→ **Records supplied**
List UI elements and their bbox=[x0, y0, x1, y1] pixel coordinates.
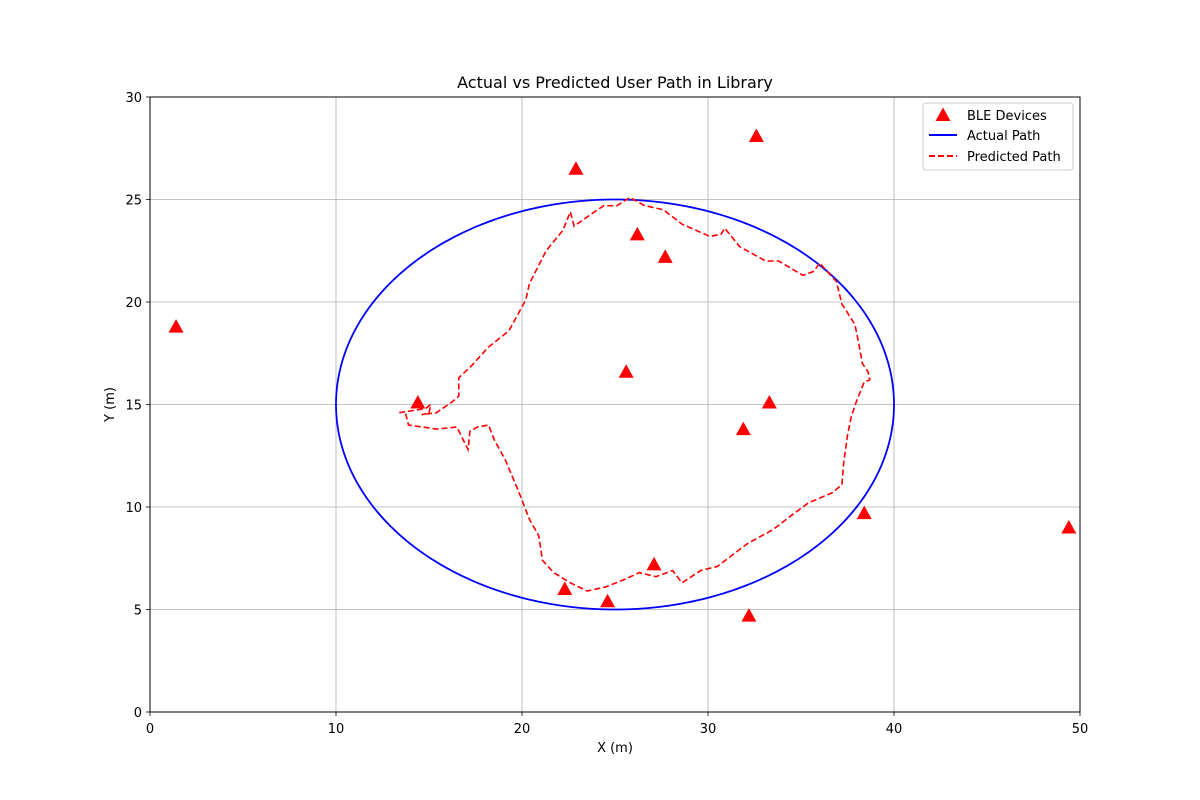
legend-frame bbox=[922, 102, 1074, 171]
ble-device-marker bbox=[410, 394, 426, 409]
y-tick-label: 25 bbox=[125, 194, 142, 209]
legend-label-predicted-path: Predicted Path bbox=[967, 150, 1061, 165]
plot-layer bbox=[168, 128, 1077, 622]
x-tick-label: 30 bbox=[700, 722, 717, 737]
ble-device-marker bbox=[856, 505, 872, 520]
ble-device-marker bbox=[618, 364, 634, 378]
ble-device-marker bbox=[600, 593, 616, 608]
ble-device-marker bbox=[657, 249, 673, 263]
ble-device-marker bbox=[557, 581, 573, 595]
ble-device-marker bbox=[735, 421, 751, 436]
x-axis-label: X (m) bbox=[597, 741, 633, 756]
x-tick-label: 0 bbox=[146, 722, 154, 737]
y-tick-label: 15 bbox=[125, 399, 142, 414]
x-tick-label: 40 bbox=[886, 722, 903, 737]
y-tick-label: 20 bbox=[125, 296, 142, 311]
y-axis-label: Y (m) bbox=[103, 387, 118, 423]
y-tick-label: 30 bbox=[125, 91, 142, 106]
ble-device-marker bbox=[748, 128, 764, 142]
ble-device-marker bbox=[629, 226, 645, 241]
ble-device-marker bbox=[741, 608, 757, 622]
y-tick-label: 5 bbox=[134, 604, 142, 619]
legend-ble-marker bbox=[935, 107, 951, 121]
ble-device-marker bbox=[168, 319, 184, 333]
x-tick-label: 20 bbox=[514, 722, 531, 737]
ble-device-marker bbox=[1061, 520, 1077, 534]
x-tick-label: 10 bbox=[328, 722, 345, 737]
chart-title: Actual vs Predicted User Path in Library bbox=[457, 73, 773, 92]
ble-device-marker bbox=[646, 556, 662, 571]
predicted-path-line bbox=[399, 196, 871, 592]
y-tick-label: 0 bbox=[134, 706, 142, 721]
actual-path-line bbox=[335, 198, 895, 611]
plot-area-frame bbox=[149, 96, 1081, 713]
legend-label-actual-path: Actual Path bbox=[967, 129, 1040, 144]
legend-label-ble-devices: BLE Devices bbox=[967, 109, 1047, 124]
y-tick-label: 10 bbox=[125, 501, 142, 516]
ble-device-marker bbox=[761, 394, 777, 409]
ble-device-marker bbox=[568, 161, 584, 175]
legend: BLE Devices Actual Path Predicted Path bbox=[922, 102, 1074, 171]
x-tick-label: 50 bbox=[1072, 722, 1089, 737]
tick-layer: 0 10 20 30 40 50 0 5 10 15 20 25 30 bbox=[125, 91, 1088, 737]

→ **Your goal**
In the listing, swap "ble-device-marker" for "beacon-marker" in the lines starting at the one containing "legend-frame bbox=[922, 102, 1074, 171]" and ending at the one containing "x-axis-label: X (m) bbox=[597, 741, 633, 756]", leaving everything else unchanged. Give only those lines.

→ **Task response**
legend-frame bbox=[922, 102, 1074, 171]
beacon-marker bbox=[410, 394, 426, 409]
y-tick-label: 25 bbox=[125, 194, 142, 209]
legend-label-predicted-path: Predicted Path bbox=[967, 150, 1061, 165]
plot-layer bbox=[168, 128, 1077, 622]
x-tick-label: 30 bbox=[700, 722, 717, 737]
beacon-marker bbox=[856, 505, 872, 520]
beacon-marker bbox=[618, 364, 634, 378]
beacon-marker bbox=[600, 593, 616, 608]
beacon-marker bbox=[657, 249, 673, 263]
beacon-marker bbox=[557, 581, 573, 595]
beacon-marker bbox=[735, 421, 751, 436]
x-axis-label: X (m) bbox=[597, 741, 633, 756]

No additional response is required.